Extracted data entries:
####
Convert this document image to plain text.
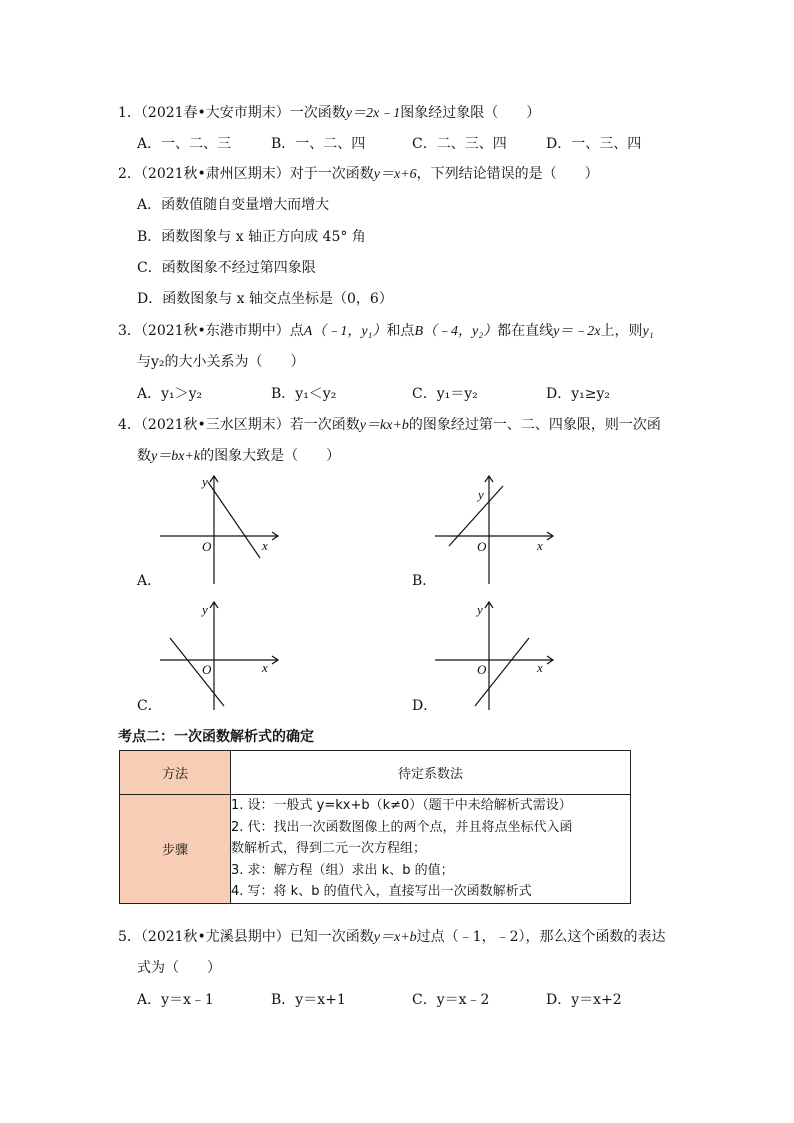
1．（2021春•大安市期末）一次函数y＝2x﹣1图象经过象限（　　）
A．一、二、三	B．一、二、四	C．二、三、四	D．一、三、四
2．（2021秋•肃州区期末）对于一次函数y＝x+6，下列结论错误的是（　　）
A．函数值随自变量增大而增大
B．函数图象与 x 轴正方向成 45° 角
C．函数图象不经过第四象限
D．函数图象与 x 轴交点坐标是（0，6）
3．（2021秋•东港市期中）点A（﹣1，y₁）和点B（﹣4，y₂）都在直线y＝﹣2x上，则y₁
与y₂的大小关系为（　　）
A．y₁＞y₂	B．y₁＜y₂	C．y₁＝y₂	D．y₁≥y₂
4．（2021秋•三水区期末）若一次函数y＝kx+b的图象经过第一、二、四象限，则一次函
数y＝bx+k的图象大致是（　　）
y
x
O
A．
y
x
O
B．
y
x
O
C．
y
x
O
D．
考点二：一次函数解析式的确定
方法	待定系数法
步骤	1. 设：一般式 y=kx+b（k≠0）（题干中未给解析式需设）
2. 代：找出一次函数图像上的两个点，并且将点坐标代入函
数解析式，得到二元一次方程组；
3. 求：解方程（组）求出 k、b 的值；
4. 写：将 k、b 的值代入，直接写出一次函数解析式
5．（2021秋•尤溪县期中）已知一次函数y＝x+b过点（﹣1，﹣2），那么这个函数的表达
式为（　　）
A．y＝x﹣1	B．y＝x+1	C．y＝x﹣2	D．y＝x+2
####
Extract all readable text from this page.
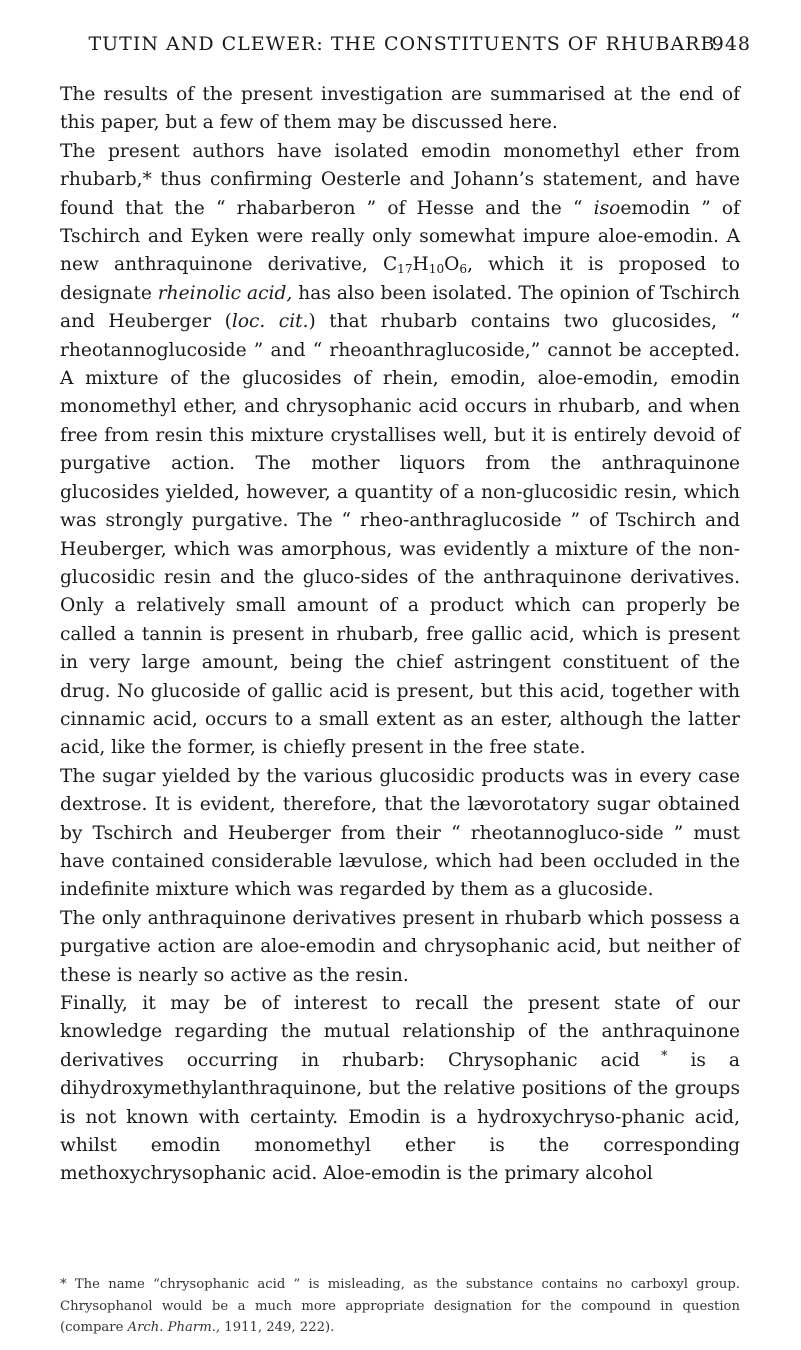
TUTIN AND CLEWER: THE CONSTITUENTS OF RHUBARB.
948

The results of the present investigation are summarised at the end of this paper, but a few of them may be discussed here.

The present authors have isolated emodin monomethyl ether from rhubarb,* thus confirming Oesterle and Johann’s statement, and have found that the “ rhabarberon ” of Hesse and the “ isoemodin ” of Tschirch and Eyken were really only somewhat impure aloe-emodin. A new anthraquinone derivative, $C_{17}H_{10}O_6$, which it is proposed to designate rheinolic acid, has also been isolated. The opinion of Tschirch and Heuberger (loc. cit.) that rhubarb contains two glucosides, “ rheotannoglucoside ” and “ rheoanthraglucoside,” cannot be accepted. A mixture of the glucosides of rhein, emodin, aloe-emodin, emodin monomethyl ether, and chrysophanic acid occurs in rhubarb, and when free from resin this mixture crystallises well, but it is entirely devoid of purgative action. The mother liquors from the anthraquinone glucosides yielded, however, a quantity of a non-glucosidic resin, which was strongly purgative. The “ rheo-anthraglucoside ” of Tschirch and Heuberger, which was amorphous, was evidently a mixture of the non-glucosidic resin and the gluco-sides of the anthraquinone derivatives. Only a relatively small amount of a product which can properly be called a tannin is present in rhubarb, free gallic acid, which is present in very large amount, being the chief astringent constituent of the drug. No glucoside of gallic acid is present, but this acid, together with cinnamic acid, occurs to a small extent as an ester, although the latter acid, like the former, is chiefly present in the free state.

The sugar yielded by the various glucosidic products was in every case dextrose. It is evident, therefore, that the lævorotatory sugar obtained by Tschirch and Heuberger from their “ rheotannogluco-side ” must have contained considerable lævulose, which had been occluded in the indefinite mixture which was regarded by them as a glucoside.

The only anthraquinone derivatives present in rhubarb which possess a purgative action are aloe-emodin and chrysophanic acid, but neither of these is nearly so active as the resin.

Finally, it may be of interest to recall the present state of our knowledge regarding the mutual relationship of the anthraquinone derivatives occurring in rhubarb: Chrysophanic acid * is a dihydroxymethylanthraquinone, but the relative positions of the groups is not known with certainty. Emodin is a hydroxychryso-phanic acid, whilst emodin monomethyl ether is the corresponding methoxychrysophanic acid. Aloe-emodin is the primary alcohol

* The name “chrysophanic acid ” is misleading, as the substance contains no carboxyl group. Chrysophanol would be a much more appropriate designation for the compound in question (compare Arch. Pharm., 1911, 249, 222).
####
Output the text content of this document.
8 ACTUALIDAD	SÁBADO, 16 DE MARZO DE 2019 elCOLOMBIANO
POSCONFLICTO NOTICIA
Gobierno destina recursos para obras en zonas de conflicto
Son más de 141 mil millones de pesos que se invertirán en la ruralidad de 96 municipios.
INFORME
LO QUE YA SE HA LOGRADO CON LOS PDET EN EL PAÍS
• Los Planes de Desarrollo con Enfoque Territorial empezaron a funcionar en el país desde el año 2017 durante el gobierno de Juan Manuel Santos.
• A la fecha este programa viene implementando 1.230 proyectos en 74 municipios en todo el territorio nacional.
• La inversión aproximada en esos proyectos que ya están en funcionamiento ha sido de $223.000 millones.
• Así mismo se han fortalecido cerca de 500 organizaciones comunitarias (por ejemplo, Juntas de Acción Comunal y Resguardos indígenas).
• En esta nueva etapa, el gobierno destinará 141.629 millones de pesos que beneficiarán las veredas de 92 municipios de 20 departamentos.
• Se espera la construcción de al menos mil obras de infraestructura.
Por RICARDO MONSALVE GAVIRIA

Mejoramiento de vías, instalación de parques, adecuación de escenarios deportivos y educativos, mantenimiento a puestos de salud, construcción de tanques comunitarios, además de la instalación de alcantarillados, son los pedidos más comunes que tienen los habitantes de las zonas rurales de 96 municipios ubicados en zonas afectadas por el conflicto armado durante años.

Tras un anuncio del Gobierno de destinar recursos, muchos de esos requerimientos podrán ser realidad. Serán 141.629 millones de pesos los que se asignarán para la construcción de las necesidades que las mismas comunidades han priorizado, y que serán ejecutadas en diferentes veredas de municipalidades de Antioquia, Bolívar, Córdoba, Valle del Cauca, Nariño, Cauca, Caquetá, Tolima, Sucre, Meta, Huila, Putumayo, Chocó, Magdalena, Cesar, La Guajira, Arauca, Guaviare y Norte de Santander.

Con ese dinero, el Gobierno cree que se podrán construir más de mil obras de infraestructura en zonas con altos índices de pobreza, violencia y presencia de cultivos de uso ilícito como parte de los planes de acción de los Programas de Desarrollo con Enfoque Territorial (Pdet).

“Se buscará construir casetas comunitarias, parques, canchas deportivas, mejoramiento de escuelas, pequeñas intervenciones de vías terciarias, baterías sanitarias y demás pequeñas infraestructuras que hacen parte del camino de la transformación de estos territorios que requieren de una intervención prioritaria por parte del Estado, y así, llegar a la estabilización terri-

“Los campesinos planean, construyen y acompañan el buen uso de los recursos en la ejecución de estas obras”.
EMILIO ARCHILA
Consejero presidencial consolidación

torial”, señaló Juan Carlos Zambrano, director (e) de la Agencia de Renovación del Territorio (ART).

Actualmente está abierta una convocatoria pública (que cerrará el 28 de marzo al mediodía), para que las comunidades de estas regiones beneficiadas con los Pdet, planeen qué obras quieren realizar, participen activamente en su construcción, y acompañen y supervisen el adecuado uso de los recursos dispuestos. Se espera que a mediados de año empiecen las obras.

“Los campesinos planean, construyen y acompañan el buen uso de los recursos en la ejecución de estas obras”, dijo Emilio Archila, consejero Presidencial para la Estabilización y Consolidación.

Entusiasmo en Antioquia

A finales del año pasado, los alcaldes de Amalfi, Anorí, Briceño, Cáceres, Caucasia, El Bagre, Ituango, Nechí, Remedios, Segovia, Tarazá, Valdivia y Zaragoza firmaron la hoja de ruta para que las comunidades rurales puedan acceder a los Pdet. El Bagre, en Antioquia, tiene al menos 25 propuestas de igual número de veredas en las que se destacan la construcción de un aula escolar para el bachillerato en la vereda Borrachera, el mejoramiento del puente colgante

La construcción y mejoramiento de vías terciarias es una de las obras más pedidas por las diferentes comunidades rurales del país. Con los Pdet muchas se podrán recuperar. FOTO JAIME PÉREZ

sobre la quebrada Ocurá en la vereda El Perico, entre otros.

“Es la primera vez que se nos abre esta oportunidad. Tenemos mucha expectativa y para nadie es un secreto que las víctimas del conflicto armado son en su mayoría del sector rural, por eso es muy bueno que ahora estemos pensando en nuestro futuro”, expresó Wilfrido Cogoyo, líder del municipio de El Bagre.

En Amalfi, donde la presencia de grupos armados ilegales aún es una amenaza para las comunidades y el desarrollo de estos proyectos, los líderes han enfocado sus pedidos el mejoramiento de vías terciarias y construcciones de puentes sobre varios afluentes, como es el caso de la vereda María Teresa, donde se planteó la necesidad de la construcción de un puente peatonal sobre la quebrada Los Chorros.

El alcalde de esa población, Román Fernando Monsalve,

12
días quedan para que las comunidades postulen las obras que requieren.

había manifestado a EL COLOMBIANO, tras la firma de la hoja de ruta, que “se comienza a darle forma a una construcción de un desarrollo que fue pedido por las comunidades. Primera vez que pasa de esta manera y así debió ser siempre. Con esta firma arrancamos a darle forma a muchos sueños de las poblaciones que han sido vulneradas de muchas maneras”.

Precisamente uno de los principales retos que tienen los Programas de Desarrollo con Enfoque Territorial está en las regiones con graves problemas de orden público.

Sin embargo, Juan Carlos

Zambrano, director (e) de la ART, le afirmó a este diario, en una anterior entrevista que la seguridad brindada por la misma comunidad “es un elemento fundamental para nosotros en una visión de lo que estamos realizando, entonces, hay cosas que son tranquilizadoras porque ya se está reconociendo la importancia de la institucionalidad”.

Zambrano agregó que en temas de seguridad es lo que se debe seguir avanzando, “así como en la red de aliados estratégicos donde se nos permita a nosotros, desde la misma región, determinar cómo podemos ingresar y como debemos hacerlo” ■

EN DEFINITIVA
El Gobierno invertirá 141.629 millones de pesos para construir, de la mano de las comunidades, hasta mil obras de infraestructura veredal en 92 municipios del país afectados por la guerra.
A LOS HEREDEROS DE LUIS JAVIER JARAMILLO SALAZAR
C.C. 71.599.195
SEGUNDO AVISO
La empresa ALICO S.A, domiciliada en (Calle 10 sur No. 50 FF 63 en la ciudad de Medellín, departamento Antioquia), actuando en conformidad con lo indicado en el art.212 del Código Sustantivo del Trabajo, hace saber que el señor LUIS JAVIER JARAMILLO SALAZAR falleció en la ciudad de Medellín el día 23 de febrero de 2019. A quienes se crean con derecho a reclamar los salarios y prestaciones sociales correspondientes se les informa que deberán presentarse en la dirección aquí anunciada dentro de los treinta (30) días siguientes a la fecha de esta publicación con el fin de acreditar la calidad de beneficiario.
####
## [WHAT YOU ARE ASKED TO DO]
Determine how many lines of the listing above hold the word "espera". Report that number without anything else.

## [THE OUTPUT]
2